• _引用文_
_ _ _ _

Moは、本発明の効果を得るために必須の元素である。上
述したように、これは、フェライト+マルテンサイト2
相組織を得るために有効であるばかりか、溶接時にHA
Z部での昇温によるマルテンサイト相の焼戻し軟化が、
Moの炭化物の析出で抑制されるためである。このため効
果が発現する0.05%を下限として含有させる。しかし、
過剰に含有させると、逆にHAZ部で硬度上昇が大きく
なり、HAZ部の硬度変化は大きくなる。したがって、
上限を0.5%に規定する。
【0023】さらに、延性と溶接後の加工性の観点から
は、Mn含有量に対するMo含有量の比率が重要で、これが
ある基準以上(Mo/Mn≧0.085)含有されないとMn偏析によ
るマルテンサイト相の層状分布が解消されない、あるい
は、溶融金属部の硬さが上昇しすぎるなどして、本発明
の意図する効果が十分得られない。一方、Mn含有量に対
してMo含有量を過剰に(Mo/Mn>0.3)すると、フェライト
が過剰に析出しやすくなり、とくに溶融金属部において
粗大なフェライト粒が形成されて溶接後の加工性が劣化
してしまうので好ましくない。以上の点から、Mo含有量
は0.05〜0.5%とし、かつMn含有量に対して0.085≦Mo/M
n≦0.3の範囲に規定する。
【0024】本発明では、Mo含有量をベースにその他の
マルテンサイト相の焼戻し軟化抵抗に有効と思われる元
素、具体的にはV、Crについても検討を加えた。この結
果、溶接時のHAZ部のように短時間の昇温においては
元素の種類による影響が異なり、Crは微量の含有でもH
AZ部での硬度上昇が大きくなり、含有量が0.2%を越
えるとHAZ部の硬度変化が大きくなることが明らかと
なった。このため、本発明ではCrの含有量は0.2%以下と
することとした。
【0025】本検討で注目されたのはVであり、MoとV
の複合含有でHAZ部の硬度変化が極めて小さくなっ
た。これは、マルテンサイト相の短時間の昇温時のV炭
化物による析出強化がそれほど大きくなく、しかも、Mo
炭化物が析出する温度と異なるため、HAZ部の広い熱
履歴域において、均一な焼戻し軟化抵抗が得られるため
と考えられた。このような効果を得るためのV量の下限
は0.02%であり、過剰に含有させるとやはりHAZ部で
の硬度上昇が大きくなるので、上限は0.2%に規定し
た。

_ _ _ _

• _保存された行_

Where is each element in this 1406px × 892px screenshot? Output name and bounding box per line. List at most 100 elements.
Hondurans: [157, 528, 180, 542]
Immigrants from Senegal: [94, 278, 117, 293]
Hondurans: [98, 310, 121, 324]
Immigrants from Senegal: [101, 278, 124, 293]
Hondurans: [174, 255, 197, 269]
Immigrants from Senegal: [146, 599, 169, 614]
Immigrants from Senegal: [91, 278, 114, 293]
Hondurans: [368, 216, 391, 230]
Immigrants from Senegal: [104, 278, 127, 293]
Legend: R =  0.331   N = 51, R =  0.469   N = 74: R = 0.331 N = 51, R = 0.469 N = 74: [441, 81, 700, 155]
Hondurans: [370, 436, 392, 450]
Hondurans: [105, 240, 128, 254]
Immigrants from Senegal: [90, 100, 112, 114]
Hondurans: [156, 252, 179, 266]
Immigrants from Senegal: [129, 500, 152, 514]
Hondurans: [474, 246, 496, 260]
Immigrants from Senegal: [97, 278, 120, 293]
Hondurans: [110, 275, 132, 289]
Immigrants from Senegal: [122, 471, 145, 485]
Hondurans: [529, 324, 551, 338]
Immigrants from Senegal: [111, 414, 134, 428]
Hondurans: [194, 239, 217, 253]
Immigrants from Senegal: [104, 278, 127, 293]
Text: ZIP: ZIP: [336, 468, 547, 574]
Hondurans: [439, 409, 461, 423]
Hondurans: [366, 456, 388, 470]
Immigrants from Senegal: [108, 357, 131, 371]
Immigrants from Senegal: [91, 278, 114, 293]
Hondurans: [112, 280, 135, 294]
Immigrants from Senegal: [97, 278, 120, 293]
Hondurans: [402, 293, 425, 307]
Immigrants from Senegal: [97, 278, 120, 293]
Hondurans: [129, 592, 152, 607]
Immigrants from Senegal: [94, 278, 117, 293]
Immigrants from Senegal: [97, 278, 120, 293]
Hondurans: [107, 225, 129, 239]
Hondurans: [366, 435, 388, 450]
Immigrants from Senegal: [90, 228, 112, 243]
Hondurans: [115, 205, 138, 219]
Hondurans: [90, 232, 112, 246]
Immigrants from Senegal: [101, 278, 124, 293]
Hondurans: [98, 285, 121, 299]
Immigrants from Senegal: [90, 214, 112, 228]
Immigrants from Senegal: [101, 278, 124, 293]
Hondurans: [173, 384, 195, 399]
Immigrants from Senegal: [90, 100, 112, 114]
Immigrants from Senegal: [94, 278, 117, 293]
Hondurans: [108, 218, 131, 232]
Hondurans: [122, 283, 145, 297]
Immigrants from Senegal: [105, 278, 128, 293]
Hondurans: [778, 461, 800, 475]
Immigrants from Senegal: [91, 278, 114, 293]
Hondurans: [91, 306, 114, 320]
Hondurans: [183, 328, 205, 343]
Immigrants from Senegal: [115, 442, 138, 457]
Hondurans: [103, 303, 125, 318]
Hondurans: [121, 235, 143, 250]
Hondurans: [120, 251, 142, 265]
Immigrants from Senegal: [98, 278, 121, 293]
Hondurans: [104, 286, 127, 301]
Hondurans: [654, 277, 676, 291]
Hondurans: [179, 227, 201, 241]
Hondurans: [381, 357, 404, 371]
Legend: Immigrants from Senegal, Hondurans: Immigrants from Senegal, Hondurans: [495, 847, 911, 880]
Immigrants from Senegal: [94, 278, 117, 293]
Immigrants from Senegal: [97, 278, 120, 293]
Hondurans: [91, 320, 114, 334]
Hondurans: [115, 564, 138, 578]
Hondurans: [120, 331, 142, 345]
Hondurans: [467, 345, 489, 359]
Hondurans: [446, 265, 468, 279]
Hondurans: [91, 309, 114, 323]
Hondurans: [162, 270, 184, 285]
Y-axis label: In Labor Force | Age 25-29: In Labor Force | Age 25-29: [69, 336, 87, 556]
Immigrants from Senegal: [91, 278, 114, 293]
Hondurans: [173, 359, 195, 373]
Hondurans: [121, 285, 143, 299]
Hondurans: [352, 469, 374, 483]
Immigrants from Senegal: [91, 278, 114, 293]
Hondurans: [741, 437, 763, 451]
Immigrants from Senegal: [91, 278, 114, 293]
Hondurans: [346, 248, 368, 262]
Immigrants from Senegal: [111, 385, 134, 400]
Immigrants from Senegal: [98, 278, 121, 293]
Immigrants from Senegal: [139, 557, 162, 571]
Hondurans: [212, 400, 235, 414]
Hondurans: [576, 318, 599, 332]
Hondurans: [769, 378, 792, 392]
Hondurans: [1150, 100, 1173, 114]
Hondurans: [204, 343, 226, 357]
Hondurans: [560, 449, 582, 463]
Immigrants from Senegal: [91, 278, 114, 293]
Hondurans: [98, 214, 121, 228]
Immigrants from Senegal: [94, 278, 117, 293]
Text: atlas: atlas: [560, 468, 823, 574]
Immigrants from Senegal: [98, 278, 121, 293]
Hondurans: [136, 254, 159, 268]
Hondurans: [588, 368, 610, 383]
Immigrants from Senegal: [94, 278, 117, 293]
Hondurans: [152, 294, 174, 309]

_ _ _ _

• _作業の目的_
鋼の成分を扱った引用文のうち、「Moは、本発明の効果を得るために必須の元素である。上」から「上限を0.5%に規定する。」までの部分を、一字も変えずに書き写してもらえますか？

• _結果は以下_
Moは、本発明の効果を得るために必須の元素である。上
述したように、これは、フェライト+マルテンサイト2
相組織を得るために有効であるばかりか、溶接時にHA
Z部での昇温によるマルテンサイト相の焼戻し軟化が、
Moの炭化物の析出で抑制されるためである。このため効
果が発現する0.05%を下限として含有させる。しかし、
過剰に含有させると、逆にHAZ部で硬度上昇が大きく
なり、HAZ部の硬度変化は大きくなる。したがって、
上限を0.5%に規定する。